**Stated task:** Pull out each line of the data that includes the word "sRGB".

===== Data

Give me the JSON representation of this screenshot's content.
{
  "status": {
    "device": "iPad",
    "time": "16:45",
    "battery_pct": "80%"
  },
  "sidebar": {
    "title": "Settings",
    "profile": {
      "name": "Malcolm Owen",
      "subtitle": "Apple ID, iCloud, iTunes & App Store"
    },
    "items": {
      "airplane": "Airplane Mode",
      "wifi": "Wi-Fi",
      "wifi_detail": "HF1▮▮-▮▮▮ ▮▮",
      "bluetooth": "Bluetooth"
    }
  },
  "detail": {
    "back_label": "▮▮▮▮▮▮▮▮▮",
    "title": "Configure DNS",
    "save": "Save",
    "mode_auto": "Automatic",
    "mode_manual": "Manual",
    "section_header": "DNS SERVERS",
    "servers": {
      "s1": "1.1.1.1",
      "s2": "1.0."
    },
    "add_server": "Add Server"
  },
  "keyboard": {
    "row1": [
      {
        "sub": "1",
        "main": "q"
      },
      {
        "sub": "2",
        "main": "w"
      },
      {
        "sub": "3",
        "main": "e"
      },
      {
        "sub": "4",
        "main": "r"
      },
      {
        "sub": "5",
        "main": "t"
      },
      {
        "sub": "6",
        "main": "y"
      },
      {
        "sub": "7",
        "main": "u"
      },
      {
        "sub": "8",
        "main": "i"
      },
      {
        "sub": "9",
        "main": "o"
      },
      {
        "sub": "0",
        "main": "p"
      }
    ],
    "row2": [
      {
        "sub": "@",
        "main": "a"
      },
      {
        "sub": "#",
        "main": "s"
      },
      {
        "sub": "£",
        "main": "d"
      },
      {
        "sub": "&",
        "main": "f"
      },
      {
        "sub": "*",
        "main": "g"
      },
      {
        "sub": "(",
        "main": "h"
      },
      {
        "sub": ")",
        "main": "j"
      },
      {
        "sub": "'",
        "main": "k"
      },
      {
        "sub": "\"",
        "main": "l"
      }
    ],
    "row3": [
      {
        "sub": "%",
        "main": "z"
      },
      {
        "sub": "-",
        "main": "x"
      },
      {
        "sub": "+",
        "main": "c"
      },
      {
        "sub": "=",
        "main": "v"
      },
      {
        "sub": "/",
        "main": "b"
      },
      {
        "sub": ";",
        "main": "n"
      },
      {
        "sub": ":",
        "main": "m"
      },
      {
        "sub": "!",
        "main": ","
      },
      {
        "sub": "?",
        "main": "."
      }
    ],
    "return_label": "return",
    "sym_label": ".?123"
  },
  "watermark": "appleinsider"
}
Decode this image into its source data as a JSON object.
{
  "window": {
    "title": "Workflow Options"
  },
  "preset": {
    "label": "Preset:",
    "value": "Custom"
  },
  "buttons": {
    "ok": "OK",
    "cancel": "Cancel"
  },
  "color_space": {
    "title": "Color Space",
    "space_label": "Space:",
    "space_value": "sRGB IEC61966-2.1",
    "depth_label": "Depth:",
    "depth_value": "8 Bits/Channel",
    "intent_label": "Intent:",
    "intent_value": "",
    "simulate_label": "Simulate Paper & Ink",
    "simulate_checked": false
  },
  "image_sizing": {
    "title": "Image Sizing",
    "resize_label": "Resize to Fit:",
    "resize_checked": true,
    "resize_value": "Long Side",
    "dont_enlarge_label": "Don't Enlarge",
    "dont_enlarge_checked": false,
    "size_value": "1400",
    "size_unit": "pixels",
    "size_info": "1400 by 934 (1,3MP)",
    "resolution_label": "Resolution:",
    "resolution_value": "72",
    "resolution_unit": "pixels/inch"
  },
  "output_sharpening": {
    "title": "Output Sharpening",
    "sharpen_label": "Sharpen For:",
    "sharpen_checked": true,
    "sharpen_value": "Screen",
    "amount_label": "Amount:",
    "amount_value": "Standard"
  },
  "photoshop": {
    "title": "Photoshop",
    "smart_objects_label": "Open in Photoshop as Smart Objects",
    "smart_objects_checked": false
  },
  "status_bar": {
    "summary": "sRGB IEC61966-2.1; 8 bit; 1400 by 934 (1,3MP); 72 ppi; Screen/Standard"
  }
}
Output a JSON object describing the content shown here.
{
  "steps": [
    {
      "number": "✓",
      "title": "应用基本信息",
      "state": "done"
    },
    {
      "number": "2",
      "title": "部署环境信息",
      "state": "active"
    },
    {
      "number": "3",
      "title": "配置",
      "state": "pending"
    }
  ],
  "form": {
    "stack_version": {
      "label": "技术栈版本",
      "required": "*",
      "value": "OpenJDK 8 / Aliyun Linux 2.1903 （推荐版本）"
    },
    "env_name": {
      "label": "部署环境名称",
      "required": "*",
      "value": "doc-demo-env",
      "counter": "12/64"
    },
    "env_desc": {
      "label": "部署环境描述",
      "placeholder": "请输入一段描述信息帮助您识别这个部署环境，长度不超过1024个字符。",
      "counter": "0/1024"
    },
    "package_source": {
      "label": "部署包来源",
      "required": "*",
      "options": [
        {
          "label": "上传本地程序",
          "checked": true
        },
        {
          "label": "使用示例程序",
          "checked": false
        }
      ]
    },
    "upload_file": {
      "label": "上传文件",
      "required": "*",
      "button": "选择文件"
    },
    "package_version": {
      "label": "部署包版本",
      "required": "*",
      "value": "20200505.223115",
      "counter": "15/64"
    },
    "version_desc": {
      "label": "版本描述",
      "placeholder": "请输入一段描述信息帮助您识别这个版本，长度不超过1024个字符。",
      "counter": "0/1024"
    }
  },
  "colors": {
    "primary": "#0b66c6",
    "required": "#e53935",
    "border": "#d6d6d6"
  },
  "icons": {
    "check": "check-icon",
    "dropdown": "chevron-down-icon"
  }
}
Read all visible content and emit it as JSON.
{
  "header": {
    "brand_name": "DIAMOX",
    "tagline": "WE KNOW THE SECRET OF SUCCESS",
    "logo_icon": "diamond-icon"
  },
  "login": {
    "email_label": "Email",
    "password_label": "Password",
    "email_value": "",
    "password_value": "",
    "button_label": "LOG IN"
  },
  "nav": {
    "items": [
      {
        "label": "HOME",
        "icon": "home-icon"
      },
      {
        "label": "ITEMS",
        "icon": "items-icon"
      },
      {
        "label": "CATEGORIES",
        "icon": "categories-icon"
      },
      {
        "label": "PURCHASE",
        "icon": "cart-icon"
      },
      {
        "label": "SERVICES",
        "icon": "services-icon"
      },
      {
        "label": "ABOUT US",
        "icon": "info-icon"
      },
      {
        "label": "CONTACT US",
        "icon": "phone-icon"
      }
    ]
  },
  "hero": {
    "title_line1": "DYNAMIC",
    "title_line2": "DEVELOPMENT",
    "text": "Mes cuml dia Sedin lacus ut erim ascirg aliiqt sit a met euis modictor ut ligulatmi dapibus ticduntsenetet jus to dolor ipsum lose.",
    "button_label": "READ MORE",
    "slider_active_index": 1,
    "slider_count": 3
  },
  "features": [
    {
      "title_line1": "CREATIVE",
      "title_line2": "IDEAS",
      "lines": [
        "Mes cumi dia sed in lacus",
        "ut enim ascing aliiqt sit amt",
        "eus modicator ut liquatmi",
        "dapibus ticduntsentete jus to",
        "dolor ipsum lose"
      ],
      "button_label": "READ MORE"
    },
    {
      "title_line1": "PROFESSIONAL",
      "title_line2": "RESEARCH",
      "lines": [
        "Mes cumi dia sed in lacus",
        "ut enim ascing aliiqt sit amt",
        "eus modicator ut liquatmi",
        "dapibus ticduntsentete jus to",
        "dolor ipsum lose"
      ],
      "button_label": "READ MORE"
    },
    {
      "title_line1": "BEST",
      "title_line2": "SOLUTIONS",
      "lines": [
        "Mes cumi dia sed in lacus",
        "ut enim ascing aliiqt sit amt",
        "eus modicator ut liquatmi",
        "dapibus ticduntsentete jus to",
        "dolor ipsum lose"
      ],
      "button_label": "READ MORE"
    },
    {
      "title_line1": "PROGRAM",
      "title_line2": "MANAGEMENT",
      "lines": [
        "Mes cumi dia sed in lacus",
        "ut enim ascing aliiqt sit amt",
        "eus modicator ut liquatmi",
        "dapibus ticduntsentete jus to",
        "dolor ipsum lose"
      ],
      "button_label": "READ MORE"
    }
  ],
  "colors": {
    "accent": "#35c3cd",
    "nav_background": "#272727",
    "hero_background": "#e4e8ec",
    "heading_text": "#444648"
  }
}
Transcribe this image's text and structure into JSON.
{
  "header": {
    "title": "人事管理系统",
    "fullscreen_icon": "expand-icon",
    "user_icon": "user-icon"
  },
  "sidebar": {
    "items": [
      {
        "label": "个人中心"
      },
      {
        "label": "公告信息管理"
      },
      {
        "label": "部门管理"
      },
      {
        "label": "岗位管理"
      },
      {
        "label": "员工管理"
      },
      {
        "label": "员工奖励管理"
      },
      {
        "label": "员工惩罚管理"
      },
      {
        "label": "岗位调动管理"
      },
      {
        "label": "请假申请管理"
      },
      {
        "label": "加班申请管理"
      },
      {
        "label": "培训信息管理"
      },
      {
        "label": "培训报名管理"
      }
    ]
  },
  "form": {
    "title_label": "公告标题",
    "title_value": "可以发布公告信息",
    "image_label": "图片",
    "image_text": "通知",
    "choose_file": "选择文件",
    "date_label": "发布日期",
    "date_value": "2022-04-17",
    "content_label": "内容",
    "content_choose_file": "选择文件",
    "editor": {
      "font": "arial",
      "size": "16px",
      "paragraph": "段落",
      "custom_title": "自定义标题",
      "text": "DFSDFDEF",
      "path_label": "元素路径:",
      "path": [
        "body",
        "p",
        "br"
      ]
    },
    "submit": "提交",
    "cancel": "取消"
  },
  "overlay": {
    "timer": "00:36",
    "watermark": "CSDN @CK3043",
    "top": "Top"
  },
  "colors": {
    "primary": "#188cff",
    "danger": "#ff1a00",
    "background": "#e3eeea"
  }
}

==========

**Output for this task:**
    "space_value": "sRGB IEC61966-2.1",
    "summary": "sRGB IEC61966-2.1; 8 bit; 1400 by 934 (1,3MP); 72 ppi; Screen/Standard"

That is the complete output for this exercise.